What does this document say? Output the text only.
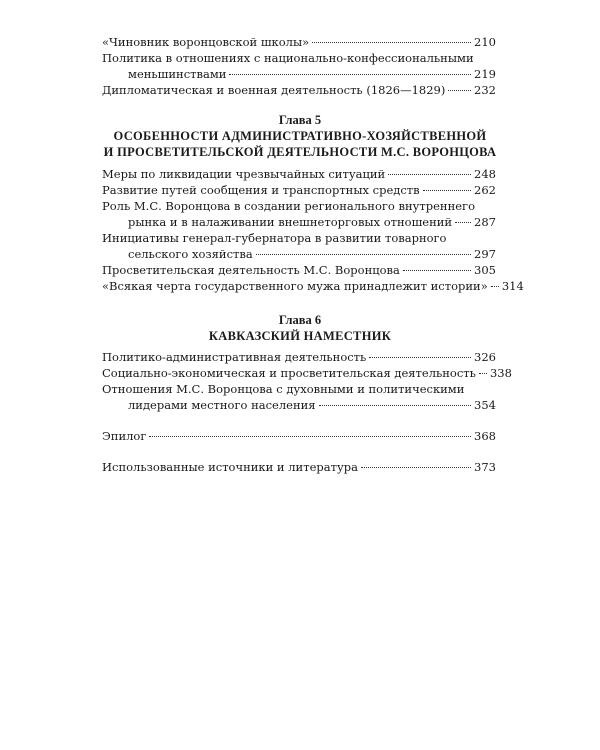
«Чиновник воронцовской школы»	210
Политика в отношениях с национально-конфессиональными
меньшинствами	219
Дипломатическая и военная деятельность (1826—1829) 232
Глава 5
ОСОБЕННОСТИ АДМИНИСТРАТИВНО-ХОЗЯЙСТВЕННОЙ
И ПРОСВЕТИТЕЛЬСКОЙ ДЕЯТЕЛЬНОСТИ М.С. ВОРОНЦОВА
Меры по ликвидации чрезвычайных ситуаций	248
Развитие путей сообщения и транспортных средств	262
Роль М.С. Воронцова в создании регионального внутреннего
рынка и в налаживании внешнеторговых отношений 287
Инициативы генерал-губернатора в развитии товарного
сельского хозяйства	297
Просветительская деятельность М.С. Воронцова	305
«Всякая черта государственного мужа принадлежит истории» 314
Глава 6
КАВКАЗСКИЙ НАМЕСТНИК
Политико-административная деятельность	326
Социально-экономическая и просветительская деятельность 338
Отношения М.С. Воронцова с духовными и политическими
лидерами местного населения	354
Эпилог	368
Использованные источники и литература	373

^^^^^^^^

» **What you have to do**: Without the pictures, restate all the entries above exactly.

» **Final answer**:
What does this document say? Output the text only.
«Чиновник воронцовской школы»	210
Политика в отношениях с национально-конфессиональными
меньшинствами	219
Дипломатическая и военная деятельность (1826—1829) 232
Глава 5
ОСОБЕННОСТИ АДМИНИСТРАТИВНО-ХОЗЯЙСТВЕННОЙ
И ПРОСВЕТИТЕЛЬСКОЙ ДЕЯТЕЛЬНОСТИ М.С. ВОРОНЦОВА
Меры по ликвидации чрезвычайных ситуаций	248
Развитие путей сообщения и транспортных средств	262
Роль М.С. Воронцова в создании регионального внутреннего
рынка и в налаживании внешнеторговых отношений 287
Инициативы генерал-губернатора в развитии товарного
сельского хозяйства	297
Просветительская деятельность М.С. Воронцова	305
«Всякая черта государственного мужа принадлежит истории» 314
Глава 6
КАВКАЗСКИЙ НАМЕСТНИК
Политико-административная деятельность	326
Социально-экономическая и просветительская деятельность 338
Отношения М.С. Воронцова с духовными и политическими
лидерами местного населения	354
Эпилог	368
Использованные источники и литература	373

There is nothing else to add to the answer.